EXCERPT ::
________________

Brick Lane Books: Diversity in the East End

Brick Lane Books: Diversity in the East End

Brick Lane Books, a rich history

Nestled in the bustling streets of the East End, Brick Lane Books has a rich history that dates back to the 1970s. During a time when there was not a single bookstore in the entire Tower Hamlets area, a group of locals came together to challenge the popular misconception that people in the East End didn't read. They started small with a Saturday stall in Whitechapel Market, selling discarded proof copies from Penguin, alongside THAP (Tower Hamlets Arts Project) and Centerprise local history publications. This do-it-yourself initiative was a huge success and inspired a further bookstall at the 'Big Show' in 1976, strengthening the project's resolve to create a permanent outlet for books.

Close up of Brick Lane bookshop print
Brick Lane Bookshop Painting by Laura Willis

A permanent spot in Brick Lane

As the demand for diverse literature grew, Brick Lane Books evolved from its humble beginnings as a market stall to a fully-fledged bookstore. It became a hub of creativity, literary engagement, and community empowerment. Today, Brick Lane Books continues to be a prominent landmark in the East End, promoting inclusivity, diversity, and local engagement. It stands as a testament to the power of grassroots initiatives and the enduring legacy of a group of locals who dared to challenge misconceptions and make literature accessible to all in the community.


Books on shelf multi colours

Embracing Diversity 

Brick Lane Books has also been recognised for its vibrant literary events and workshops that foster community engagement and promote local writers. The bookstore has hosted numerous book launches, panel discussions, and readings, featuring BAME authors and their works. These events provide a platform for authors to share their stories, engage with readers, and create meaningful connections within the literary community.

________________

DATA LINES ::

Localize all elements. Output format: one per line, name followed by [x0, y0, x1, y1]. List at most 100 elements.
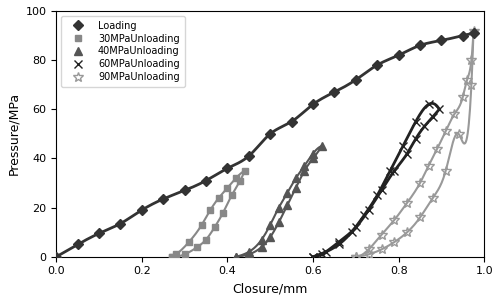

________________

TO DO ::
Rewrite the passage from the Brick Lane Books text above, starting at "Books on shelf" and ending at "the literary community.", with "workshops" changed to "writing classes".

TASK OUTPUT ::
Books on shelf multi colours

Embracing Diversity 

Brick Lane Books has also been recognised for its vibrant literary events and writing classes that foster community engagement and promote local writers. The bookstore has hosted numerous book launches, panel discussions, and readings, featuring BAME authors and their works. These events provide a platform for authors to share their stories, engage with readers, and create meaningful connections within the literary community.